* _Check your understanding_:
a – In the water purifier post, why can't the family install an under-the-sink filtration system?
b – Repeat the water purifier post word for word, starting with "A couple of months ago" and going on through "modify the plumbing.".
c – Proceed with the water purifier post, picking up after its last sentence.

* _Selected text_:
● ● ● ● ● ● ●
Skip to comments.Water Purifier Advice (vanity)
Posted on 04/29/2014 6:48:38 PM PDT by Former Fetus
Once again I need advice, and once again I come to FR knowing that I will have my questions answered. TIA.
A couple of months ago our family moved to an apartment near a lake, in upstate SC. I love the area, but the water has a certain taste to it, kind of like moldy (I imagine it must be algae). After a couple of months of buying gallon jugs of water, I am sick and tired of hauling drinking water. And we always seem to run out of it at night! LOL I have been looking at water purifying systems, but I have several problems:
1. The descriptions tell what chemicals are removed by the filters. I just want to get rid of the algae taste, but there doesn't seem to be a filter just for that.
2. We are renting the apartment. That eliminates the possibility of getting any under-the-sink filtration systems because we are not allowed to modify the plumbing.
3. The kitchen faucet is really fancy, it looks more like an expensive shower head. I have been researching and there is no way to attach a faucet-mounted filter.
4. We are a family of 4 and the carafe-type filters are recommended for 1 or 2 people.
● ● ● ● ● ● ●
[Document understanding data]

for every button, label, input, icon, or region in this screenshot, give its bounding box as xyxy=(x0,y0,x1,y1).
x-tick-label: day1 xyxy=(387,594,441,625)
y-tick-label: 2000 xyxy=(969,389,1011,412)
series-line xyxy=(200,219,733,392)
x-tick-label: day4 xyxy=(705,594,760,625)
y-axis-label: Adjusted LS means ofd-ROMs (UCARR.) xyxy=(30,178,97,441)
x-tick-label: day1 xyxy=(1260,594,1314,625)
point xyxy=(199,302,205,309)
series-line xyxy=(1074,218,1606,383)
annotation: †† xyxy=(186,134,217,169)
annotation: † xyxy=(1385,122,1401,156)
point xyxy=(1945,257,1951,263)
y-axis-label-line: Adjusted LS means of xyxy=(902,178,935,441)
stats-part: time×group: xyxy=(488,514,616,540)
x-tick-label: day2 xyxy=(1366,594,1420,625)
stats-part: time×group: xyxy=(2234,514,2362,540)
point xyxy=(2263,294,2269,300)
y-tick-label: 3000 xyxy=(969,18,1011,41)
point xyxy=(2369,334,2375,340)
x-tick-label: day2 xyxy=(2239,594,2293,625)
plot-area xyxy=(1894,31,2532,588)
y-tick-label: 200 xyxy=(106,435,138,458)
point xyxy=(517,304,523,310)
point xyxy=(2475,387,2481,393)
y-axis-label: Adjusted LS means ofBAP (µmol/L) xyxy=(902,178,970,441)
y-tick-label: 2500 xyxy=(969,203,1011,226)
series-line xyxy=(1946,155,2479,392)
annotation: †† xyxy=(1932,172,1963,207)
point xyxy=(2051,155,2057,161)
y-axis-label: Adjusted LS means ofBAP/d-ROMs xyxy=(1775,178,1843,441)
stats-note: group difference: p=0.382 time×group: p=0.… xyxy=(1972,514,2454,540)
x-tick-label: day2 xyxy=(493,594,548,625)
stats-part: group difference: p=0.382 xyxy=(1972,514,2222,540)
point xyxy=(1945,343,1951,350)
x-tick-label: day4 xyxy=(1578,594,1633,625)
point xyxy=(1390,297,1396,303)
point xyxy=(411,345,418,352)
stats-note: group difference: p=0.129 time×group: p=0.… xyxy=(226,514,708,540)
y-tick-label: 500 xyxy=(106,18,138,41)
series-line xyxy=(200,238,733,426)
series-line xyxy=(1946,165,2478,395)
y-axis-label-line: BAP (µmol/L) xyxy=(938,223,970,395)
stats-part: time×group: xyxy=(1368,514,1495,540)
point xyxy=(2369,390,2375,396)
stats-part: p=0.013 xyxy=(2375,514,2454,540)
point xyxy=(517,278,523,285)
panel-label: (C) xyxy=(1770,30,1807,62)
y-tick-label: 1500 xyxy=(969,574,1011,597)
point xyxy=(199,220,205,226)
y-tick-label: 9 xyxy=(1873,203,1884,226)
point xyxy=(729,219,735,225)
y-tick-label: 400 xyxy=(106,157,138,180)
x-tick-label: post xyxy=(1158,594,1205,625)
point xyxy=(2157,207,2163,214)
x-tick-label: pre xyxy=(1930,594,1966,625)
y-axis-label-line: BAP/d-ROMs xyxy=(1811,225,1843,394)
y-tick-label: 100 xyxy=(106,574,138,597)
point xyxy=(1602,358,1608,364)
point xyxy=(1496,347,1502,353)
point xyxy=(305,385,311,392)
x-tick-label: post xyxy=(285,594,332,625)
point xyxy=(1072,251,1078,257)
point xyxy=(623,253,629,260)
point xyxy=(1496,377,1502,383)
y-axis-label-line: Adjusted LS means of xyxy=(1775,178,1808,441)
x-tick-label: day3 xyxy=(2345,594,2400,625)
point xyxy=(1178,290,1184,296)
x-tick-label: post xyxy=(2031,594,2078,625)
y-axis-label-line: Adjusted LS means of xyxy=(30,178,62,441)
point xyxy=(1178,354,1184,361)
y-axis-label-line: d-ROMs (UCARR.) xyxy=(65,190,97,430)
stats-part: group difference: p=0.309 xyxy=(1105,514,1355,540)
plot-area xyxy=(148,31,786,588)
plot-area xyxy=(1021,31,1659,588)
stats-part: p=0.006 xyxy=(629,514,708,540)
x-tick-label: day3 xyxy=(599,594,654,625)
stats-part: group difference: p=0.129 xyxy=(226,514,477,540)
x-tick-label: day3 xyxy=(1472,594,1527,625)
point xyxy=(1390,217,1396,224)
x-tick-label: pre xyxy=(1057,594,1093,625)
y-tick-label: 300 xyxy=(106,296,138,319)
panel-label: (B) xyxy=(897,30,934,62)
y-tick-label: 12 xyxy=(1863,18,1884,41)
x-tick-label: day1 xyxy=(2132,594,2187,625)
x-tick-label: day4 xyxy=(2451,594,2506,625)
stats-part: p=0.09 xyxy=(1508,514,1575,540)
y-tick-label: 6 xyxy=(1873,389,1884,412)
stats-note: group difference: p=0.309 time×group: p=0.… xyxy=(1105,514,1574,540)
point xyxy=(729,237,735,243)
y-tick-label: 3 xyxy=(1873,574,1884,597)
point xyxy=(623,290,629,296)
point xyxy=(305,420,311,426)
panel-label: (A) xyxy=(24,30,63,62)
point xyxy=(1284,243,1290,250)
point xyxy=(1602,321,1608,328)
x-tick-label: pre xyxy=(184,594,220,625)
● ● ● ● ● ● ●
* _Results of the tasks_:
a – They rent the apartment and are not allowed to modify the plumbing.

b –
A couple of months ago our family moved to an apartment near a lake, in upstate SC. I love the area, but the water has a certain taste to it, kind of like moldy (I imagine it must be algae). After a couple of months of buying gallon jugs of water, I am sick and tired of hauling drinking water. And we always seem to run out of it at night! LOL I have been looking at water purifying systems, but I have several problems:
1. The descriptions tell what chemicals are removed by the filters. I just want to get rid of the algae taste, but there doesn't seem to be a filter just for that.
2. We are renting the apartment. That eliminates the possibility of getting any under-the-sink filtration systems because we are not allowed to modify the plumbing.

c –
So, there it is, I don't know what to do. Any advice, FReepers? Thanks
Aqua Rain makes some really excellent filters,removes everything down to about .2 micron.Not cheap but built to last.
You can get a Brita or PUR water filter pitcher that you keep in the fridge. Or you can get a Berkey countertop filter.
We use a Britta filter that fits on top of a water pitcher we keep in the fridge. I don’t like the filters that attach to sinks so it’s a good alternative.
Try a Berkey system. Great water filtration, the filters last almost a lifetime, and it’s also great for survival preps.
They make urn style systems that have spigots. It can sit on your counter.
“We are a family of 4 and the carafe-type filters are recommended for 1 or 2 people.”
Buy 2 carafes? Cheap, work great, and take em with you when you pack up.
We bought a Brita carafe at Costco. It certainly removes tastes. As long as the filter isn’t too old it operates fairly quickly. You just have to train all the house occupants to refill as soon as they use and don’t wait until it is empty.
Brita and PUR also make countertop dispensers.
Zerowater as in zero impurities. Get two if you think you’ll run short frequently.
Too bad. I think a Reverse Osmosis system is what you need.
If you are on a county or municipal water system, just put an in-line carbon filter under the sink. (Brand is Culligan, very inexpensive from Amazon) I did this and ran it to a drinking water faucet mounted in the kitchen sink surround. Taste is excellent.
If you are getting your water from a well or cistern, you might like to do the purifying routine, and then finish with a carbon filter.
Just re-read and saw you are renting. Go with a Brita pitcher. They have large sizes available.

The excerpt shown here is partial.